▶ **GESTELLTE AUFGABE A**: Benenne in der Auflistung von der Zeile mit „field-label: Отчество (кого)“ bis zur Zeile mit „table-row: Фамилия (кого)“, beide eingeschlossen, „Заместитель директора“ in „Главный бухгалтер“ um. Gib nur diese Zeilen wieder und lass alles andere unverändert.

Der Vater der Klamotte

■ Edgar Wallace im Otto-Focus: „Otto – die Serie“. RTL tut endlich mal was für die älteren Zuschauer (20.15 Uhr)

Sie sind samt und sonders alte Bekannte: die glutäugige Karin Dor, der dämonische Pinkas Braun, der soignierte Stewart Granger, der schalkhafte Eddie Arent, der zwielichtige Kinski, der nervöse Werner Peters und all die anderen, die zwischen 1959 und 1972 durch die anfangs in Dänemark, später in Berlin produzierten Edgar-Wallace-Verfilmungen geisterten. Mit den Erzählungen des britischen Bestsellerautors hatten die Filmfassungen nicht allzuviel gemein; statt dessen entwickelten Regisseure wie Alfred Vohrer und Harald Reinl einen eigenständigen Kanon. Gewisse Elemente der oftmals auf charmant naive Art effekthascherischen Inszenierungen reproduzierten sie immer aufs neu. So entstanden Markenzeichen, die den Filmen seriellen Charakter verliehen, die es den Autoren und Regisseuren freilich auch gestatteten, ironisches Spiel mit den selbstgeschaffenen Stereotypen zu treiben.

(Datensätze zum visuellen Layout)

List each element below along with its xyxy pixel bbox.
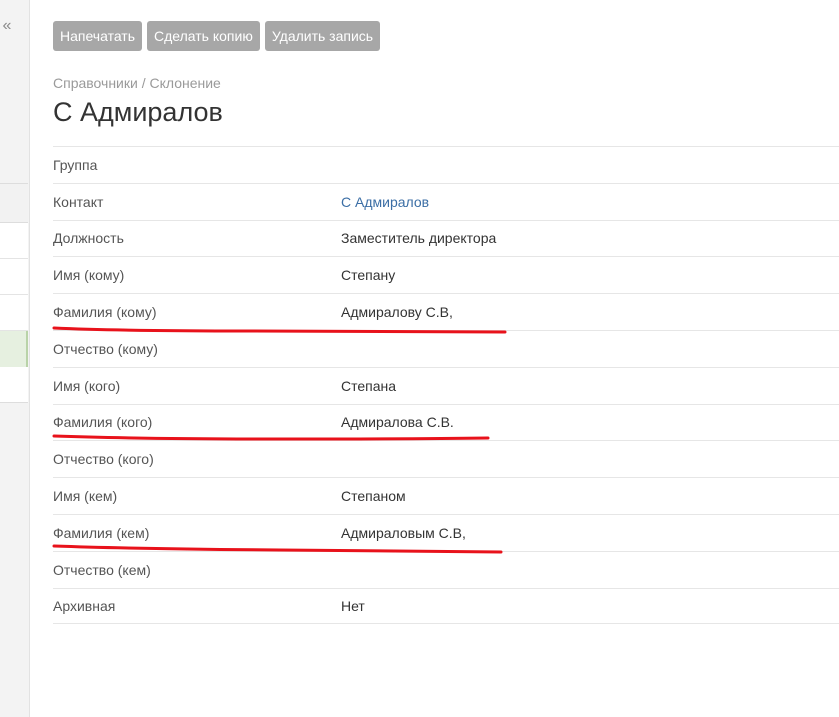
field-label: Отчество (кого) xyxy=(53,451,154,468)
table-row: Должность Заместитель директора xyxy=(53,219,839,257)
sidebar-row[interactable] xyxy=(0,295,28,331)
table-row: Контакт С Адмиралов xyxy=(53,182,839,220)
field-label: Фамилия (кого) xyxy=(53,414,153,431)
table-row: Отчество (кем) xyxy=(53,550,839,588)
table-row: Отчество (кого) xyxy=(53,440,839,477)
table-row: Отчество (кому) xyxy=(53,329,839,367)
field-label: Имя (кому) xyxy=(53,267,125,284)
field-value: Адмиралову С.В, xyxy=(341,304,453,321)
details-table: Группа Контакт С Адмиралов Должность Зам… xyxy=(53,146,839,625)
table-row: Имя (кем) Степаном xyxy=(53,477,839,514)
sidebar-panel-header xyxy=(0,184,28,223)
field-label: Фамилия (кем) xyxy=(53,524,150,541)
field-label: Имя (кем) xyxy=(53,488,118,505)
field-value: Заместитель директора xyxy=(341,230,497,247)
table-row: Фамилия (кому) Адмиралову С.В, xyxy=(53,293,839,330)
table-row: Фамилия (кого) Адмиралова С.В. xyxy=(53,403,839,441)
field-label: Группа xyxy=(53,156,98,173)
breadcrumb[interactable]: Справочники / Склонение xyxy=(53,75,221,91)
field-label: Фамилия (кому) xyxy=(53,304,157,321)
field-value: Адмираловым С.В, xyxy=(341,524,466,541)
field-label: Отчество (кем) xyxy=(53,561,151,578)
table-row: Архивная Нет xyxy=(53,587,839,625)
field-label: Должность xyxy=(53,230,124,247)
field-value: Степана xyxy=(341,377,397,394)
table-row: Фамилия (кем) Адмираловым С.В, xyxy=(53,513,839,551)
contact-link[interactable]: С Адмиралов xyxy=(341,194,839,210)
sidebar-row-active[interactable] xyxy=(0,331,28,367)
toolbar: Напечатать Сделать копию Удалить запись xyxy=(53,21,381,51)
field-value: Адмиралова С.В. xyxy=(341,414,454,431)
table-row: Имя (кому) Степану xyxy=(53,256,839,293)
delete-button[interactable]: Удалить запись xyxy=(264,21,381,51)
record-page: « Напечатать Сделать копию Удалить запис… xyxy=(0,0,839,717)
table-row: Группа xyxy=(53,146,839,183)
sidebar-row[interactable] xyxy=(0,259,28,295)
field-value: Степану xyxy=(341,267,396,284)
sidebar-panel xyxy=(0,183,28,403)
field-value: Степаном xyxy=(341,488,406,505)
copy-button[interactable]: Сделать копию xyxy=(147,21,260,51)
table-row: Имя (кого) Степана xyxy=(53,366,839,404)
print-button[interactable]: Напечатать xyxy=(53,21,143,51)
field-label: Архивная xyxy=(53,597,116,614)
sidebar-row[interactable] xyxy=(0,223,28,259)
left-sidebar: « xyxy=(0,0,30,717)
field-label: Контакт xyxy=(53,193,104,210)
field-label: Имя (кого) xyxy=(53,377,121,394)
field-label: Отчество (кому) xyxy=(53,340,158,357)
page-title: С Адмиралов xyxy=(53,97,223,127)
field-value: Нет xyxy=(341,597,365,614)
collapse-sidebar-icon[interactable]: « xyxy=(0,16,14,36)
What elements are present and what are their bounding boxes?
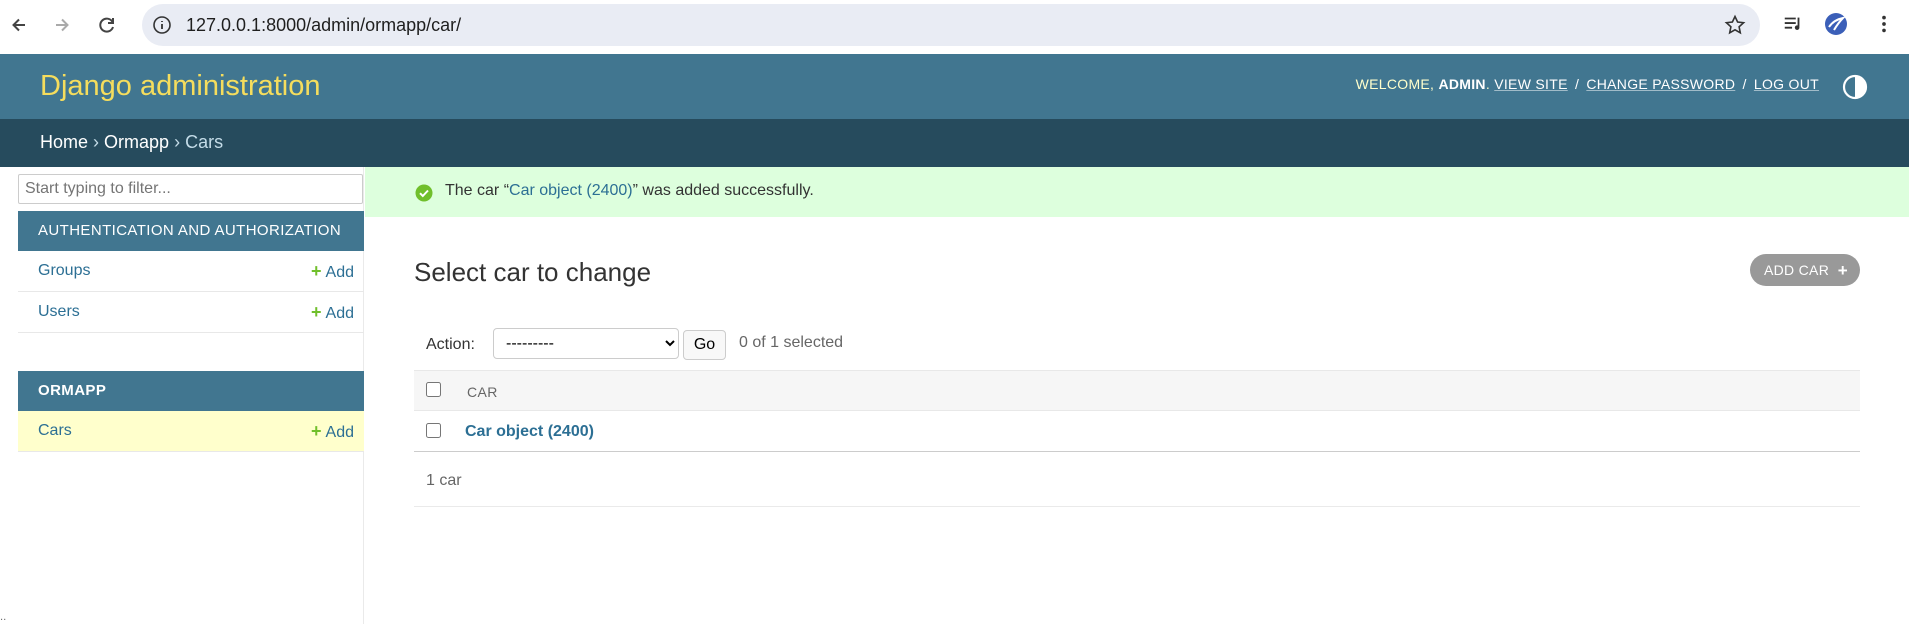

▶ **GESTELLTE AUFGABE B**: In welchem Zeitraum entstanden laut dem Artikel die Edgar-Wallace-Verfilmungen?

▶ **VOLLSTÄNDIGE AUSGABE A**:
field-label: Отчество (кого) xyxy=(53,451,154,468)
table-row: Должность Главный бухгалтер xyxy=(53,219,839,257)
sidebar-row[interactable] xyxy=(0,295,28,331)
table-row: Контакт С Адмиралов xyxy=(53,182,839,220)
field-label: Фамилия (кого) xyxy=(53,414,153,431)
table-row: Отчество (кем) xyxy=(53,550,839,588)
table-row: Отчество (кого) xyxy=(53,440,839,477)
table-row: Отчество (кому) xyxy=(53,329,839,367)
field-label: Имя (кому) xyxy=(53,267,125,284)
field-value: Адмиралову С.В, xyxy=(341,304,453,321)
details-table: Группа Контакт С Адмиралов Должность Зам… xyxy=(53,146,839,625)
table-row: Имя (кем) Степаном xyxy=(53,477,839,514)
sidebar-panel-header xyxy=(0,184,28,223)
field-label: Фамилия (кем) xyxy=(53,524,150,541)
field-label: Имя (кем) xyxy=(53,488,118,505)
field-value: Главный бухгалтер xyxy=(341,230,497,247)
table-row: Фамилия (кому) Адмиралову С.В, xyxy=(53,293,839,330)
table-row: Фамилия (кого) Адмиралова С.В. xyxy=(53,403,839,441)

▶ **VOLLSTÄNDIGE AUSGABE B**: Zwischen 1959 und 1972.